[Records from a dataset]
--

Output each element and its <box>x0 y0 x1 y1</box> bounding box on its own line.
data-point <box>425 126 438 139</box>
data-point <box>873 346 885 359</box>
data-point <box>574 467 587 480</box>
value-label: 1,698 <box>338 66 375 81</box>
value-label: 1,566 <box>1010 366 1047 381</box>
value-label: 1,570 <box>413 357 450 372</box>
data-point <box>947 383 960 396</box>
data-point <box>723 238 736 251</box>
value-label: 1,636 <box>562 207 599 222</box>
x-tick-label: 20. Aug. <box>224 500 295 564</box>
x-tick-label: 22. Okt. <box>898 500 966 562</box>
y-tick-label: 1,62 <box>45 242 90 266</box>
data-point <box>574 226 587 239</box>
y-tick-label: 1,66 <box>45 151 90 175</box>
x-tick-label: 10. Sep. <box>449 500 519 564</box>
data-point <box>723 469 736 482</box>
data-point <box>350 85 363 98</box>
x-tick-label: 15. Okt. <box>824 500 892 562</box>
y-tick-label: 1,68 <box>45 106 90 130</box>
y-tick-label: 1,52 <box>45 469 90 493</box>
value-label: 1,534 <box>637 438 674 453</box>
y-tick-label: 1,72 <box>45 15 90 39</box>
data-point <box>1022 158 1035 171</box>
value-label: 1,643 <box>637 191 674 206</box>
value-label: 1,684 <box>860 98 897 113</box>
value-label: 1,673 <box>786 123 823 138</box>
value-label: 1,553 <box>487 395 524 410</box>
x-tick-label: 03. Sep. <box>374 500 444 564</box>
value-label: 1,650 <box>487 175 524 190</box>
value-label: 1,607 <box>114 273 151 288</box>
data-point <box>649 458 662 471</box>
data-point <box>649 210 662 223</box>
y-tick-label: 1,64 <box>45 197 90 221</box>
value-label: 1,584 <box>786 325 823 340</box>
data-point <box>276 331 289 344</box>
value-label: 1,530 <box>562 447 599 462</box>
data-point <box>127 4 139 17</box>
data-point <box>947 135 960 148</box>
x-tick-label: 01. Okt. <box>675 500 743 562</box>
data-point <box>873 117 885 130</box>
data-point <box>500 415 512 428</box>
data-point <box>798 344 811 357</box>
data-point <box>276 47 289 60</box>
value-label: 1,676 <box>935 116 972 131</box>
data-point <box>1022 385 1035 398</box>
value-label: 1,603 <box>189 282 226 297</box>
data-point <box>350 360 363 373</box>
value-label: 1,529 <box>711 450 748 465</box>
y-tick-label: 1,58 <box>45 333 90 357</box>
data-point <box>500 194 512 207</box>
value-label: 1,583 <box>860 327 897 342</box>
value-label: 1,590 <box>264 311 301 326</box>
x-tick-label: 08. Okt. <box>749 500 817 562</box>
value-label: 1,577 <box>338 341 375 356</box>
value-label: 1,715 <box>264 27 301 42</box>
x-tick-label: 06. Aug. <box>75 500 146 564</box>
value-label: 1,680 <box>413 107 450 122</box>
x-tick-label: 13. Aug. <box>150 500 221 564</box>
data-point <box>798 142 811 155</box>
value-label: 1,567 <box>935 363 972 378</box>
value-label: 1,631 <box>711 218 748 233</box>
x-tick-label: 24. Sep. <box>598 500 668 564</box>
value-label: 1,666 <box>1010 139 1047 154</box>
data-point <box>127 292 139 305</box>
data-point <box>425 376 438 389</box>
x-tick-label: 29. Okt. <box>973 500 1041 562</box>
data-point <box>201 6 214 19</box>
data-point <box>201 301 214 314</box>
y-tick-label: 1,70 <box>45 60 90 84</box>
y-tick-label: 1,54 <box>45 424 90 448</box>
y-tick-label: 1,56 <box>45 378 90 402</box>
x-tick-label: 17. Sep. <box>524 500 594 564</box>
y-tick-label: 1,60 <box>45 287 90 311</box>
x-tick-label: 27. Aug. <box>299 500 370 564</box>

--

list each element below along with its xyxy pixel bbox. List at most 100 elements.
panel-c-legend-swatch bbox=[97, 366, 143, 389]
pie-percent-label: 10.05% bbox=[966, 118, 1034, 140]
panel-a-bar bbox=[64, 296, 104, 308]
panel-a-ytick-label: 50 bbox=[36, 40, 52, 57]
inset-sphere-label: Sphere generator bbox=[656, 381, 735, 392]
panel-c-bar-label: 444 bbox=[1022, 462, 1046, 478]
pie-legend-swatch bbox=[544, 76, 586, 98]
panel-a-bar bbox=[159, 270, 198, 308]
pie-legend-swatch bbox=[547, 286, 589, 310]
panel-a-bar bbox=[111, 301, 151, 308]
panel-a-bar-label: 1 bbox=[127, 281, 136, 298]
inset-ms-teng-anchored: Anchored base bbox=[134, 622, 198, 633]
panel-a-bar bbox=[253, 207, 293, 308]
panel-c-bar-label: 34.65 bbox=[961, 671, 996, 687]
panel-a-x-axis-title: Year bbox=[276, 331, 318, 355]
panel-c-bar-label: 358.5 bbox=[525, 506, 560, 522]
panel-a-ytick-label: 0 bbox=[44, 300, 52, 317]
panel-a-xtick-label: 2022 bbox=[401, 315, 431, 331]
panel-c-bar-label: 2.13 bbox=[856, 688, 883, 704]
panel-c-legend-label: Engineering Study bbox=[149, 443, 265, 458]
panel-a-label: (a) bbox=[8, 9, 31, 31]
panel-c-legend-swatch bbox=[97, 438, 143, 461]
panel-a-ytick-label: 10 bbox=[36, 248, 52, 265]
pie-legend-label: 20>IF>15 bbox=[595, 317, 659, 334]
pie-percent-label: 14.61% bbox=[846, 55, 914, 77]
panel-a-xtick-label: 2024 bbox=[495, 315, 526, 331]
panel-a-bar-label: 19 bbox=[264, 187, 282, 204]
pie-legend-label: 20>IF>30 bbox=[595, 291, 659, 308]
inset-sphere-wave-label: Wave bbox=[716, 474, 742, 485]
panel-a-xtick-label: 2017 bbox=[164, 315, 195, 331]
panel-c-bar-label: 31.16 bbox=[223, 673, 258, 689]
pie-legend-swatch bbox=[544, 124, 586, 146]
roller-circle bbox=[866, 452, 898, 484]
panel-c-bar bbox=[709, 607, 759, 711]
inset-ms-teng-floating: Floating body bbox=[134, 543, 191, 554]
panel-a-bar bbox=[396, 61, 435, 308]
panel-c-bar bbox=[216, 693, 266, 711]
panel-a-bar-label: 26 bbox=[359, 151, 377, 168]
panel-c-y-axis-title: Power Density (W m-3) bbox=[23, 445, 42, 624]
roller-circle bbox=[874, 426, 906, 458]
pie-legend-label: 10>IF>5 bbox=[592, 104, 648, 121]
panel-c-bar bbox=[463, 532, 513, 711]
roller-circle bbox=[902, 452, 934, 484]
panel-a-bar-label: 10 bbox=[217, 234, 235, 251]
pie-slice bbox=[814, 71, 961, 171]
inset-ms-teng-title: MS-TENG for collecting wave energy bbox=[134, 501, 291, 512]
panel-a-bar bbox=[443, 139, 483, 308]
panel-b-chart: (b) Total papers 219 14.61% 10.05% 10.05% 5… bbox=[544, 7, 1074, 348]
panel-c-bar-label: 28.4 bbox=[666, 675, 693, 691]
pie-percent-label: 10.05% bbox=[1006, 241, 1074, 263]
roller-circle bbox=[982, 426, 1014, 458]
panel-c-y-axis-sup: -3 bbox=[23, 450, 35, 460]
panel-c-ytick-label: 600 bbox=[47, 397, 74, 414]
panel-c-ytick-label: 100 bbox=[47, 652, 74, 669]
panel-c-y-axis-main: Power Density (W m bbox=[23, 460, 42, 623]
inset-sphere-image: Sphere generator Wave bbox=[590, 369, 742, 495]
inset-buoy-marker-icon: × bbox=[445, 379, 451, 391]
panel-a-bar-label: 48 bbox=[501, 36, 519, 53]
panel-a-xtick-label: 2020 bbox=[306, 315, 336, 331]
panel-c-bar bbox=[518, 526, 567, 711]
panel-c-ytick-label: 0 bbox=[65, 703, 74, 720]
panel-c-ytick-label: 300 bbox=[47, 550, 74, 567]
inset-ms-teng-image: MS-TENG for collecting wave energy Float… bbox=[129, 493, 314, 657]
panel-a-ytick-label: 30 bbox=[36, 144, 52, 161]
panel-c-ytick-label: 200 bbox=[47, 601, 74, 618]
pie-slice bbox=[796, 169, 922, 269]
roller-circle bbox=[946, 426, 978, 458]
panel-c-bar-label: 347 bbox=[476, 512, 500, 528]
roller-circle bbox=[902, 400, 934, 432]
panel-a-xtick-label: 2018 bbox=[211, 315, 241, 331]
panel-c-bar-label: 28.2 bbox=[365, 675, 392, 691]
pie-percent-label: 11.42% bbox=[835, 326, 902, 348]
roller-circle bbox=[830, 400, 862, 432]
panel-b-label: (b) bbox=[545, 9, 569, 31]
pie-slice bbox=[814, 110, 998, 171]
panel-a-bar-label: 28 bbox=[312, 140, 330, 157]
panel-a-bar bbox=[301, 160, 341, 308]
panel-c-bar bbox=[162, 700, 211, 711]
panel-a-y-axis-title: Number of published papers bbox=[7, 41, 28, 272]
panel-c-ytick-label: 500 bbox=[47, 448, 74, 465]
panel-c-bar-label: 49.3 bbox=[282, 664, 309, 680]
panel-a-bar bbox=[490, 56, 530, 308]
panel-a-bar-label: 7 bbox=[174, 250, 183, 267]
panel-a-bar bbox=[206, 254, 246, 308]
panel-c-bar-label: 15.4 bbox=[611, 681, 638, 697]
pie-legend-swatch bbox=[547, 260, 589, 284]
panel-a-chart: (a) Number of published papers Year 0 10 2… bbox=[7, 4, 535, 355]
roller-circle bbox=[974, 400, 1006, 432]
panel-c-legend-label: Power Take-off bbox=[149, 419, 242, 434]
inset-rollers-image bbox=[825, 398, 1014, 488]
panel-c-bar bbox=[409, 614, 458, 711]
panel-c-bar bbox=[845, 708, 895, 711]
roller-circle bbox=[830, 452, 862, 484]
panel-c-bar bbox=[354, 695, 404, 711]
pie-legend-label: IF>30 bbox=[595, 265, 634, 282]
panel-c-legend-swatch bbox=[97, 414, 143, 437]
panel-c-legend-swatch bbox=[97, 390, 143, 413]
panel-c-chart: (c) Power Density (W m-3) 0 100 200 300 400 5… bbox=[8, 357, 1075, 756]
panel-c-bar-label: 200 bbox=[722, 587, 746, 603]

--

- [WRITTEN TASK]:
Copy the lines word for word, beginning at the line that has "list each element" and stopping after the line that has "panel-a-ytick-label: 50 bbox=[36, 40, 52, 57]".

- [RESULT BELOW]:
list each element below along with its xyxy pixel bbox. List at most 100 elements.
panel-c-legend-swatch bbox=[97, 366, 143, 389]
pie-percent-label: 10.05% bbox=[966, 118, 1034, 140]
panel-a-bar bbox=[64, 296, 104, 308]
panel-a-ytick-label: 50 bbox=[36, 40, 52, 57]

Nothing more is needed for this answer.